## [Work to complete]
Output every line exactly as written. Leave out pictures.

------------------------

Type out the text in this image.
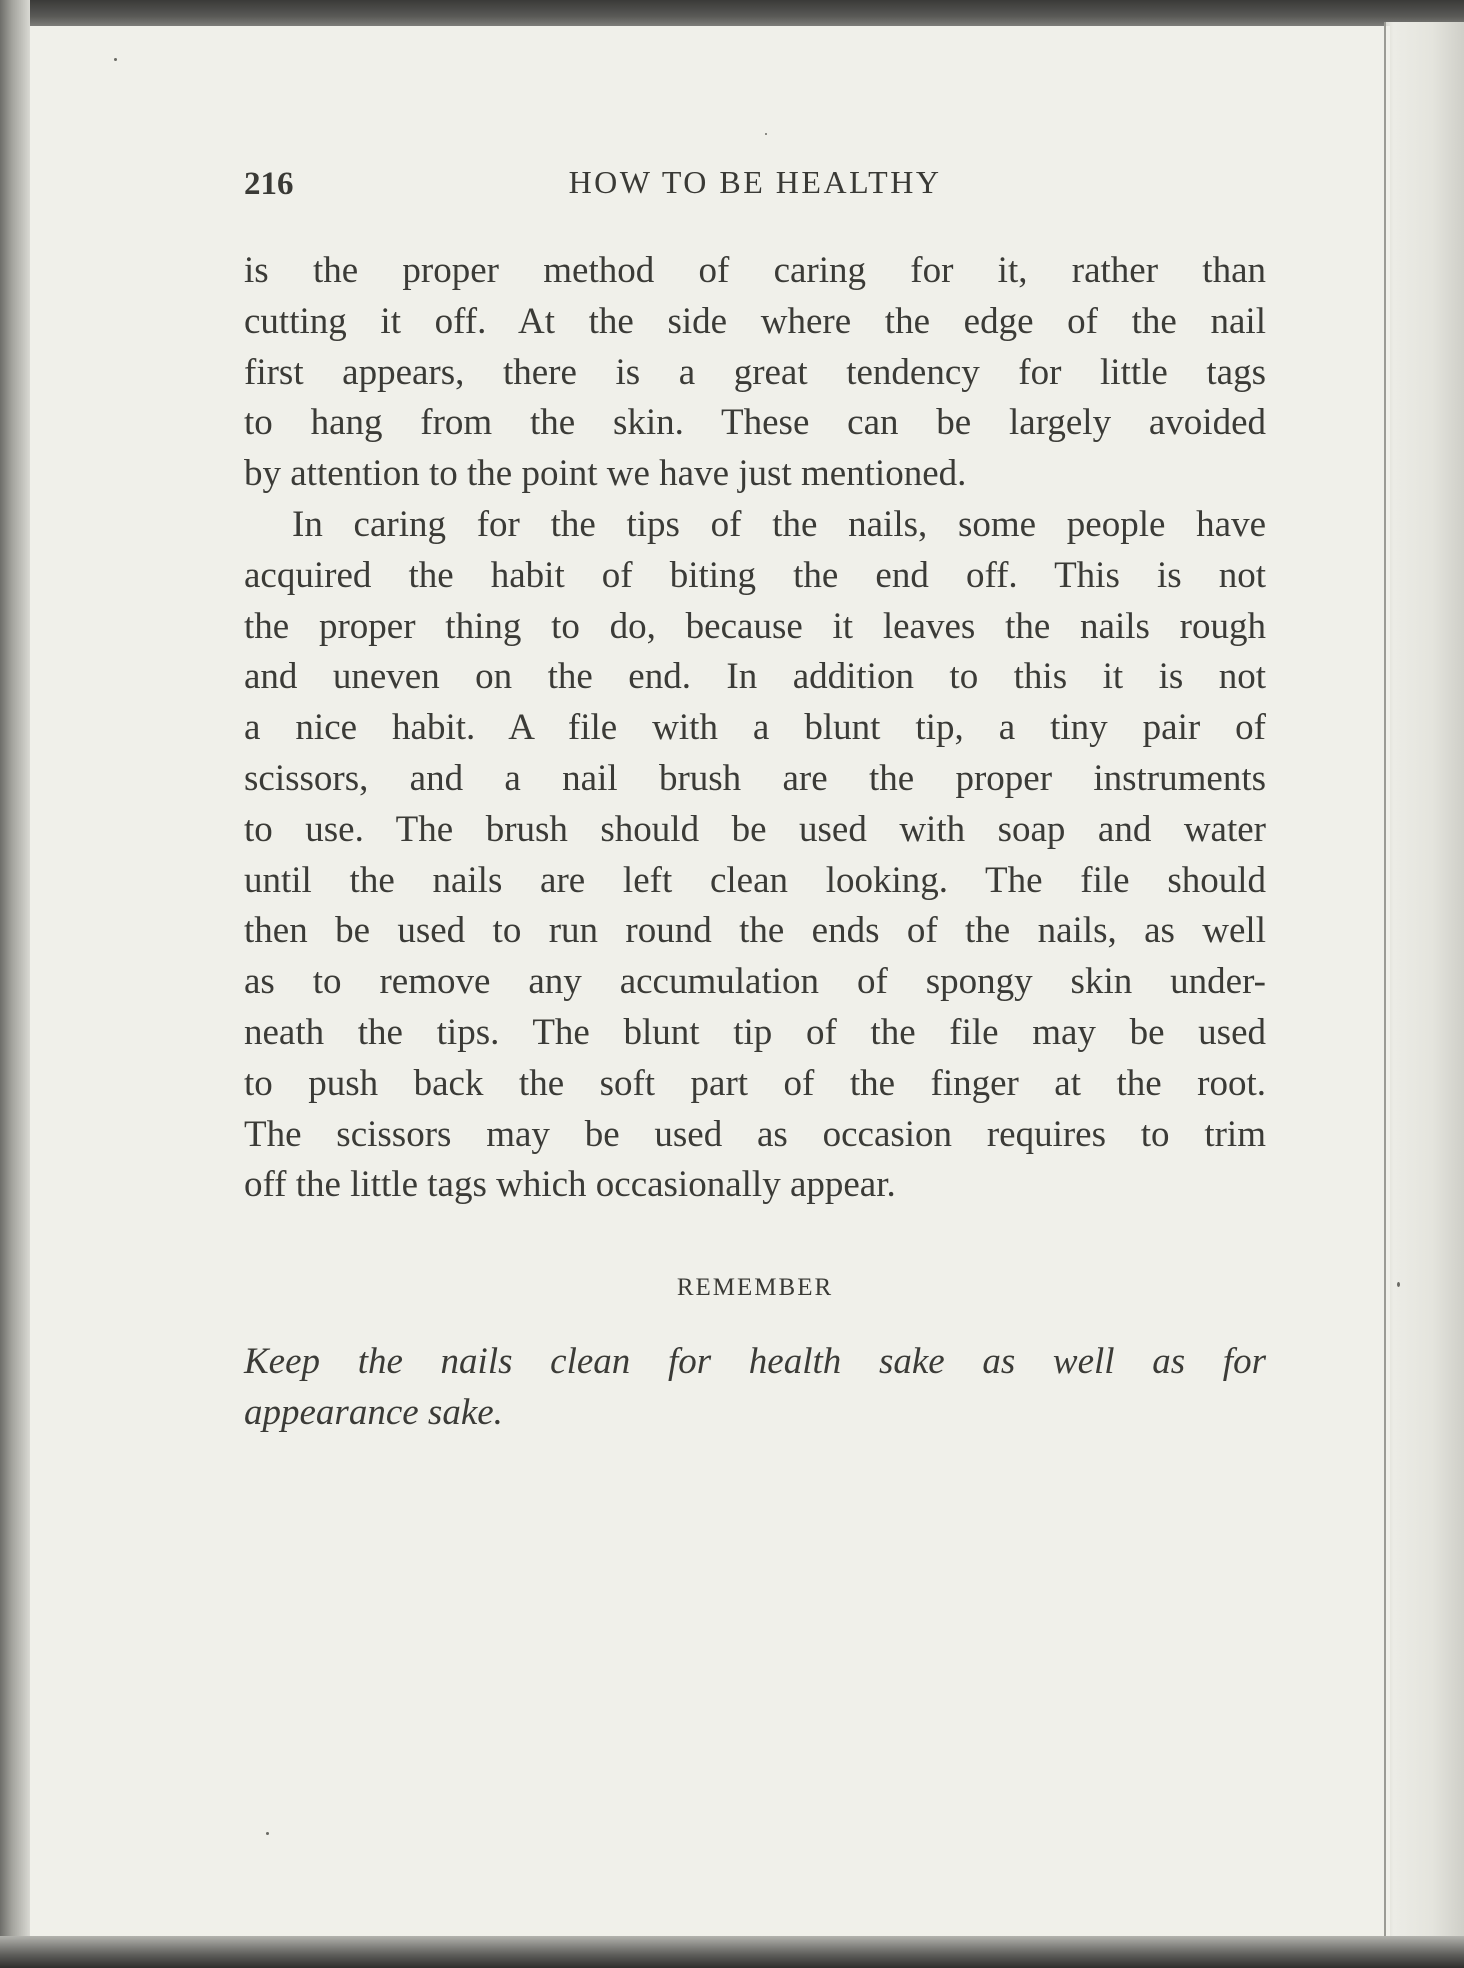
216	HOW TO BE HEALTHY
is the proper method of caring for it, rather than
cutting it off. At the side where the edge of the nail
first appears, there is a great tendency for little tags
to hang from the skin. These can be largely avoided
by attention to the point we have just mentioned.
In caring for the tips of the nails, some people have
acquired the habit of biting the end off. This is not
the proper thing to do, because it leaves the nails rough
and uneven on the end. In addition to this it is not
a nice habit. A file with a blunt tip, a tiny pair of
scissors, and a nail brush are the proper instruments
to use. The brush should be used with soap and water
until the nails are left clean looking. The file should
then be used to run round the ends of the nails, as well
as to remove any accumulation of spongy skin under-
neath the tips. The blunt tip of the file may be used
to push back the soft part of the finger at the root.
The scissors may be used as occasion requires to trim
off the little tags which occasionally appear.
REMEMBER
Keep the nails clean for health sake as well as for
appearance sake.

------------------------

## [Response below]
Type out the text in this image.
216	HOW TO BE HEALTHY
is the proper method of caring for it, rather than
cutting it off. At the side where the edge of the nail
first appears, there is a great tendency for little tags
to hang from the skin. These can be largely avoided
by attention to the point we have just mentioned.
In caring for the tips of the nails, some people have
acquired the habit of biting the end off. This is not
the proper thing to do, because it leaves the nails rough
and uneven on the end. In addition to this it is not
a nice habit. A file with a blunt tip, a tiny pair of
scissors, and a nail brush are the proper instruments
to use. The brush should be used with soap and water
until the nails are left clean looking. The file should
then be used to run round the ends of the nails, as well
as to remove any accumulation of spongy skin under-
neath the tips. The blunt tip of the file may be used
to push back the soft part of the finger at the root.
The scissors may be used as occasion requires to trim
off the little tags which occasionally appear.
REMEMBER
Keep the nails clean for health sake as well as for
appearance sake.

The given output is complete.